**WHAT YOU WILL DO**
Extract, from the records beneath this instruction, each line that contains the word "BOWMERE".

(Stored items from a collection)
= = = =

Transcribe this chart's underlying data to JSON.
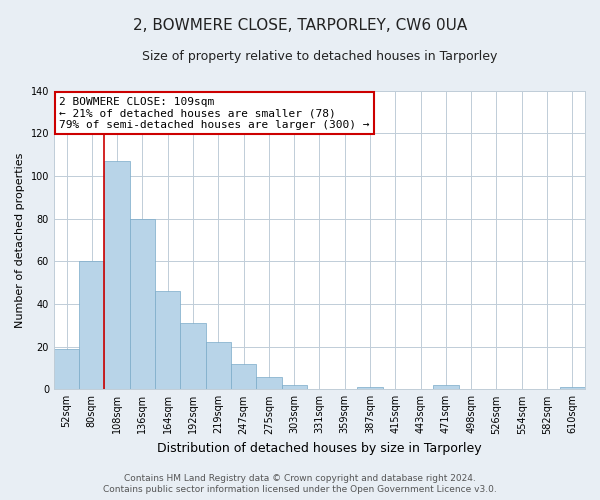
{
  "title": "2, BOWMERE CLOSE, TARPORLEY, CW6 0UA",
  "subtitle": "Size of property relative to detached houses in Tarporley",
  "xlabel": "Distribution of detached houses by size in Tarporley",
  "ylabel": "Number of detached properties",
  "bar_labels": [
    "52sqm",
    "80sqm",
    "108sqm",
    "136sqm",
    "164sqm",
    "192sqm",
    "219sqm",
    "247sqm",
    "275sqm",
    "303sqm",
    "331sqm",
    "359sqm",
    "387sqm",
    "415sqm",
    "443sqm",
    "471sqm",
    "498sqm",
    "526sqm",
    "554sqm",
    "582sqm",
    "610sqm"
  ],
  "bar_values": [
    19,
    60,
    107,
    80,
    46,
    31,
    22,
    12,
    6,
    2,
    0,
    0,
    1,
    0,
    0,
    2,
    0,
    0,
    0,
    0,
    1
  ],
  "bar_color": "#b8d4e8",
  "bar_edge_color": "#7aaac8",
  "vline_x_index": 2,
  "vline_color": "#cc0000",
  "ylim": [
    0,
    140
  ],
  "annotation_line1": "2 BOWMERE CLOSE: 109sqm",
  "annotation_line2": "← 21% of detached houses are smaller (78)",
  "annotation_line3": "79% of semi-detached houses are larger (300) →",
  "annotation_box_color": "#ffffff",
  "annotation_box_edge_color": "#cc0000",
  "footer_line1": "Contains HM Land Registry data © Crown copyright and database right 2024.",
  "footer_line2": "Contains public sector information licensed under the Open Government Licence v3.0.",
  "background_color": "#e8eef4",
  "plot_background_color": "#ffffff",
  "grid_color": "#c0cdd8",
  "title_fontsize": 11,
  "subtitle_fontsize": 9,
  "ylabel_fontsize": 8,
  "xlabel_fontsize": 9,
  "tick_fontsize": 7,
  "annotation_fontsize": 8,
  "footer_fontsize": 6.5
}
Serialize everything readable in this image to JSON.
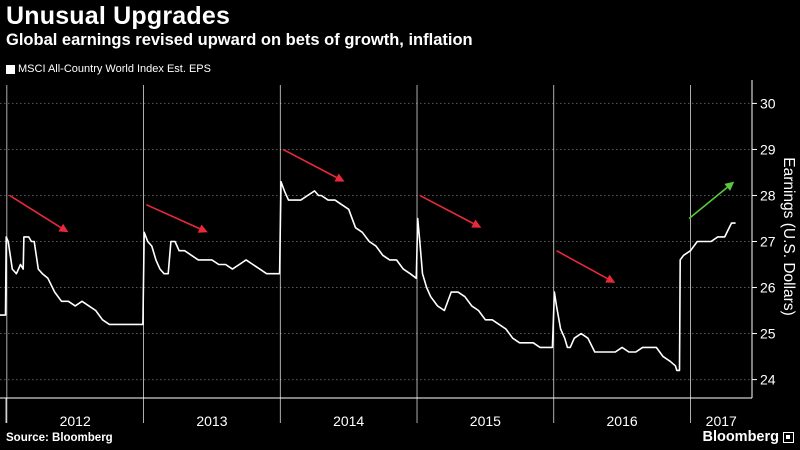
{
  "header": {
    "title": "Unusual Upgrades",
    "subtitle": "Global earnings revised upward on bets of growth, inflation"
  },
  "footer": {
    "source": "Source: Bloomberg",
    "brand": "Bloomberg"
  },
  "colors": {
    "background": "#000000",
    "line": "#ffffff",
    "down_arrow": "#e8293b",
    "up_arrow": "#58c93d",
    "grid": "#5a5a5a"
  },
  "chart_data": {
    "type": "line",
    "ylabel": "Earnings (U.S. Dollars)",
    "y_axis_side": "right",
    "ylim": [
      23.6,
      30.4
    ],
    "y_ticks": [
      24,
      25,
      26,
      27,
      28,
      29,
      30
    ],
    "xlim": [
      2011.95,
      2017.45
    ],
    "x_tick_labels": [
      "2012",
      "2013",
      "2014",
      "2015",
      "2016",
      "2017"
    ],
    "grid": "horizontal dotted",
    "legend": {
      "position": "top-left",
      "entries": [
        "MSCI All-Country World Index Est. EPS"
      ]
    },
    "series": [
      {
        "name": "MSCI All-Country World Index Est. EPS",
        "x": [
          2011.95,
          2011.99,
          2011.995,
          2012.01,
          2012.04,
          2012.07,
          2012.1,
          2012.12,
          2012.125,
          2012.14,
          2012.16,
          2012.18,
          2012.2,
          2012.23,
          2012.26,
          2012.3,
          2012.35,
          2012.4,
          2012.45,
          2012.5,
          2012.55,
          2012.6,
          2012.65,
          2012.7,
          2012.75,
          2012.8,
          2012.85,
          2012.9,
          2012.95,
          2012.995,
          2013.005,
          2013.03,
          2013.06,
          2013.09,
          2013.12,
          2013.15,
          2013.18,
          2013.2,
          2013.23,
          2013.26,
          2013.3,
          2013.35,
          2013.4,
          2013.45,
          2013.5,
          2013.55,
          2013.6,
          2013.65,
          2013.7,
          2013.75,
          2013.8,
          2013.85,
          2013.9,
          2013.95,
          2013.995,
          2014.005,
          2014.03,
          2014.06,
          2014.1,
          2014.15,
          2014.2,
          2014.25,
          2014.28,
          2014.3,
          2014.35,
          2014.4,
          2014.45,
          2014.5,
          2014.55,
          2014.6,
          2014.65,
          2014.7,
          2014.75,
          2014.8,
          2014.85,
          2014.9,
          2014.95,
          2014.995,
          2015.005,
          2015.02,
          2015.04,
          2015.07,
          2015.1,
          2015.15,
          2015.2,
          2015.25,
          2015.3,
          2015.35,
          2015.4,
          2015.45,
          2015.5,
          2015.55,
          2015.6,
          2015.65,
          2015.7,
          2015.75,
          2015.8,
          2015.85,
          2015.9,
          2015.95,
          2015.99,
          2016.005,
          2016.02,
          2016.05,
          2016.08,
          2016.1,
          2016.12,
          2016.15,
          2016.2,
          2016.25,
          2016.3,
          2016.35,
          2016.4,
          2016.45,
          2016.5,
          2016.55,
          2016.6,
          2016.65,
          2016.7,
          2016.75,
          2016.8,
          2016.85,
          2016.89,
          2016.9,
          2016.92,
          2016.925,
          2016.95,
          2017.0,
          2017.05,
          2017.1,
          2017.15,
          2017.2,
          2017.25,
          2017.3,
          2017.33
        ],
        "y": [
          25.4,
          25.4,
          27.1,
          27.0,
          26.4,
          26.3,
          26.5,
          26.4,
          27.1,
          27.1,
          27.1,
          27.0,
          27.0,
          26.4,
          26.3,
          26.2,
          25.9,
          25.7,
          25.7,
          25.6,
          25.7,
          25.6,
          25.5,
          25.3,
          25.2,
          25.2,
          25.2,
          25.2,
          25.2,
          25.2,
          27.2,
          27.0,
          26.9,
          26.6,
          26.4,
          26.3,
          26.3,
          27.0,
          27.0,
          26.8,
          26.8,
          26.7,
          26.6,
          26.6,
          26.6,
          26.5,
          26.5,
          26.4,
          26.5,
          26.6,
          26.5,
          26.4,
          26.3,
          26.3,
          26.3,
          28.3,
          28.1,
          27.9,
          27.9,
          27.9,
          28.0,
          28.1,
          28.0,
          28.0,
          27.9,
          27.9,
          27.8,
          27.7,
          27.3,
          27.2,
          27.0,
          26.9,
          26.7,
          26.6,
          26.6,
          26.4,
          26.3,
          26.2,
          27.5,
          27.0,
          26.3,
          26.0,
          25.8,
          25.6,
          25.5,
          25.9,
          25.9,
          25.8,
          25.6,
          25.5,
          25.3,
          25.3,
          25.2,
          25.1,
          24.9,
          24.8,
          24.8,
          24.8,
          24.7,
          24.7,
          24.7,
          25.9,
          25.6,
          25.1,
          24.9,
          24.7,
          24.7,
          24.9,
          25.0,
          24.9,
          24.6,
          24.6,
          24.6,
          24.6,
          24.7,
          24.6,
          24.6,
          24.7,
          24.7,
          24.7,
          24.5,
          24.4,
          24.3,
          24.2,
          24.2,
          26.6,
          26.7,
          26.8,
          27.0,
          27.0,
          27.0,
          27.1,
          27.1,
          27.4,
          27.4
        ]
      }
    ],
    "annotations": [
      {
        "kind": "arrow",
        "color": "down_arrow",
        "from": [
          2012.02,
          28.0
        ],
        "to": [
          2012.45,
          27.2
        ]
      },
      {
        "kind": "arrow",
        "color": "down_arrow",
        "from": [
          2013.02,
          27.8
        ],
        "to": [
          2013.47,
          27.2
        ]
      },
      {
        "kind": "arrow",
        "color": "down_arrow",
        "from": [
          2014.02,
          29.0
        ],
        "to": [
          2014.47,
          28.3
        ]
      },
      {
        "kind": "arrow",
        "color": "down_arrow",
        "from": [
          2015.02,
          28.0
        ],
        "to": [
          2015.47,
          27.3
        ]
      },
      {
        "kind": "arrow",
        "color": "down_arrow",
        "from": [
          2016.02,
          26.8
        ],
        "to": [
          2016.45,
          26.1
        ]
      },
      {
        "kind": "arrow",
        "color": "up_arrow",
        "from": [
          2016.99,
          27.5
        ],
        "to": [
          2017.32,
          28.3
        ]
      }
    ]
  }
}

= = = =

**RESULT FOR THIS EXERCISE**
  "title": "2, BOWMERE CLOSE, TARPORLEY, CW6 0UA",
  "annotation_line1": "2 BOWMERE CLOSE: 109sqm",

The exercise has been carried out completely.